• **Task to complete**
Extract every line that includes the string "California".
--- start Given data ---
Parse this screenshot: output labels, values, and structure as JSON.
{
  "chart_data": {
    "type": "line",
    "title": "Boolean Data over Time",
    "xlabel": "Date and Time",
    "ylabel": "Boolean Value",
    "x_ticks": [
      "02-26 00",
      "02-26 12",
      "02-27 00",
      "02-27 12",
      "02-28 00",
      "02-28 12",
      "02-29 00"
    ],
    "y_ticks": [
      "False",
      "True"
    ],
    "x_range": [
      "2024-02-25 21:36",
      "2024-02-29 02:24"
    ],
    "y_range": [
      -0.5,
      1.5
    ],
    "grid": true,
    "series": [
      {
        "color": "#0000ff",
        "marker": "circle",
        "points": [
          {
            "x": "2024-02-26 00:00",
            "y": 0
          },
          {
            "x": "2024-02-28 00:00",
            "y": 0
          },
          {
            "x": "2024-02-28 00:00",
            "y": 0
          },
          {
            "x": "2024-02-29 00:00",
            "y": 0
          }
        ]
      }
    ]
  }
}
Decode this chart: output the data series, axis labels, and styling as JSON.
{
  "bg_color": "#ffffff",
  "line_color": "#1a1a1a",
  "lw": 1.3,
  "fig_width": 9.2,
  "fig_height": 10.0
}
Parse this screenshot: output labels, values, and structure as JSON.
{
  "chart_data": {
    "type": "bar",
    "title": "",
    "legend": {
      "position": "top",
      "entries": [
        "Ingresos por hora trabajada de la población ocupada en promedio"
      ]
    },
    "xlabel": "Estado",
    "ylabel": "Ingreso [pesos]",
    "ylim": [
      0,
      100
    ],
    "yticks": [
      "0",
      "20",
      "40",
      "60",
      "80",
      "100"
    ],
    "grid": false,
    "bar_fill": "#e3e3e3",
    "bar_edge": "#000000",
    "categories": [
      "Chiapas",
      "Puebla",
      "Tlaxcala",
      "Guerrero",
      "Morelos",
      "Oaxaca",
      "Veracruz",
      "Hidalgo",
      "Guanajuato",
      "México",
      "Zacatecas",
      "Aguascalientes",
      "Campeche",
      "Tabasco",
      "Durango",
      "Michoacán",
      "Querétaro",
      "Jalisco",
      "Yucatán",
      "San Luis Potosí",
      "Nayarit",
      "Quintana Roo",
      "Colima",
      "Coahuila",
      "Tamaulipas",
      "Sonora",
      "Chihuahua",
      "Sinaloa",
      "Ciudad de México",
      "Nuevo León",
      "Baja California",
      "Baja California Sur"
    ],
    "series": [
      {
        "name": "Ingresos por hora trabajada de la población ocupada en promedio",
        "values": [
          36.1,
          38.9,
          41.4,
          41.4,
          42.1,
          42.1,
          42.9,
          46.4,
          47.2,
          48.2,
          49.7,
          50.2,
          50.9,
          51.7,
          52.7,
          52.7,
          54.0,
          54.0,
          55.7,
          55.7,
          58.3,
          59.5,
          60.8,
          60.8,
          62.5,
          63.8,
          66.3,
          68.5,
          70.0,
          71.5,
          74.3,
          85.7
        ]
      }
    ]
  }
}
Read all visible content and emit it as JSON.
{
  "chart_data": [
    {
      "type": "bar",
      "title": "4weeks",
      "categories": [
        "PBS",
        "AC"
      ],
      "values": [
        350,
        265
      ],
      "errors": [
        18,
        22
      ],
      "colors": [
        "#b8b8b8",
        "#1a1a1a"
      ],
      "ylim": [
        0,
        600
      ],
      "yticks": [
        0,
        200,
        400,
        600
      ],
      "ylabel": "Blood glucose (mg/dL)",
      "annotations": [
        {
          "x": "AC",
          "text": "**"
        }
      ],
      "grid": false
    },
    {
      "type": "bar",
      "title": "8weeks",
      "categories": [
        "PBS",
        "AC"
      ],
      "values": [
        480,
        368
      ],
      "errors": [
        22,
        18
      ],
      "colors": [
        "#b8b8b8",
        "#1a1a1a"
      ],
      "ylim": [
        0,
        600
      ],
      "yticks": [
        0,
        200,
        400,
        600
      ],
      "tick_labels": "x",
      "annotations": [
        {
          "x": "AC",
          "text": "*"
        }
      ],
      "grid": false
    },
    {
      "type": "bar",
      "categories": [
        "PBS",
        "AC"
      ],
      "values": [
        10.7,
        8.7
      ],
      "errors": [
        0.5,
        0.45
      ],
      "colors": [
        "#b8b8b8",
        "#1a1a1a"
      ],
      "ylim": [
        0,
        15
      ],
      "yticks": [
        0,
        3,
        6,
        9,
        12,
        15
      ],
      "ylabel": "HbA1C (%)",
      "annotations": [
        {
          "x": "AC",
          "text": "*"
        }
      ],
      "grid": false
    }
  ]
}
--- end Given data ---
• **Result for this task**
      "Baja California",
      "Baja California Sur"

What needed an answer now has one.